Dataset items:
- - -

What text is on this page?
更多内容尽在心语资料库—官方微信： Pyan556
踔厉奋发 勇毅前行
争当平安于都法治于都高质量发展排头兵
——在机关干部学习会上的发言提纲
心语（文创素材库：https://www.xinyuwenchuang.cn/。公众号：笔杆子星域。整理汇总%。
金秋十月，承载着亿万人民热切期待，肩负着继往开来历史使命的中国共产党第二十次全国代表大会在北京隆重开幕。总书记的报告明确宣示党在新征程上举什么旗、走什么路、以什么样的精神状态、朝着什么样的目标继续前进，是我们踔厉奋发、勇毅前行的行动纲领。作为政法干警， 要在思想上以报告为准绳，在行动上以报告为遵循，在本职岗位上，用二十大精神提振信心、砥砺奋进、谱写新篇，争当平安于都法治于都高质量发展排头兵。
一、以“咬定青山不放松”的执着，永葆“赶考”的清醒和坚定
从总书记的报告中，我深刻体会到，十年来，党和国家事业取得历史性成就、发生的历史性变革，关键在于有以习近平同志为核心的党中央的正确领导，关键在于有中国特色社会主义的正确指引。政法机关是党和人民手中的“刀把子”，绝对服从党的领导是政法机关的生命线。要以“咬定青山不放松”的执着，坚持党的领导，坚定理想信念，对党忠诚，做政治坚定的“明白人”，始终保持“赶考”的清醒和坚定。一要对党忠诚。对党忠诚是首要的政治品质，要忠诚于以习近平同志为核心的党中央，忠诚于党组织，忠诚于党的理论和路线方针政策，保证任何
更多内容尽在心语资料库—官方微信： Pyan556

- - -

__To be done__.
Find all lines holding the string "咬定青山不放松" and copy them.

__Completed exercise__.
一、以“咬定青山不放松”的执着，永葆“赶考”的清醒和坚定
从总书记的报告中，我深刻体会到，十年来，党和国家事业取得历史性成就、发生的历史性变革，关键在于有以习近平同志为核心的党中央的正确领导，关键在于有中国特色社会主义的正确指引。政法机关是党和人民手中的“刀把子”，绝对服从党的领导是政法机关的生命线。要以“咬定青山不放松”的执着，坚持党的领导，坚定理想信念，对党忠诚，做政治坚定的“明白人”，始终保持“赶考”的清醒和坚定。一要对党忠诚。对党忠诚是首要的政治品质，要忠诚于以习近平同志为核心的党中央，忠诚于党组织，忠诚于党的理论和路线方针政策，保证任何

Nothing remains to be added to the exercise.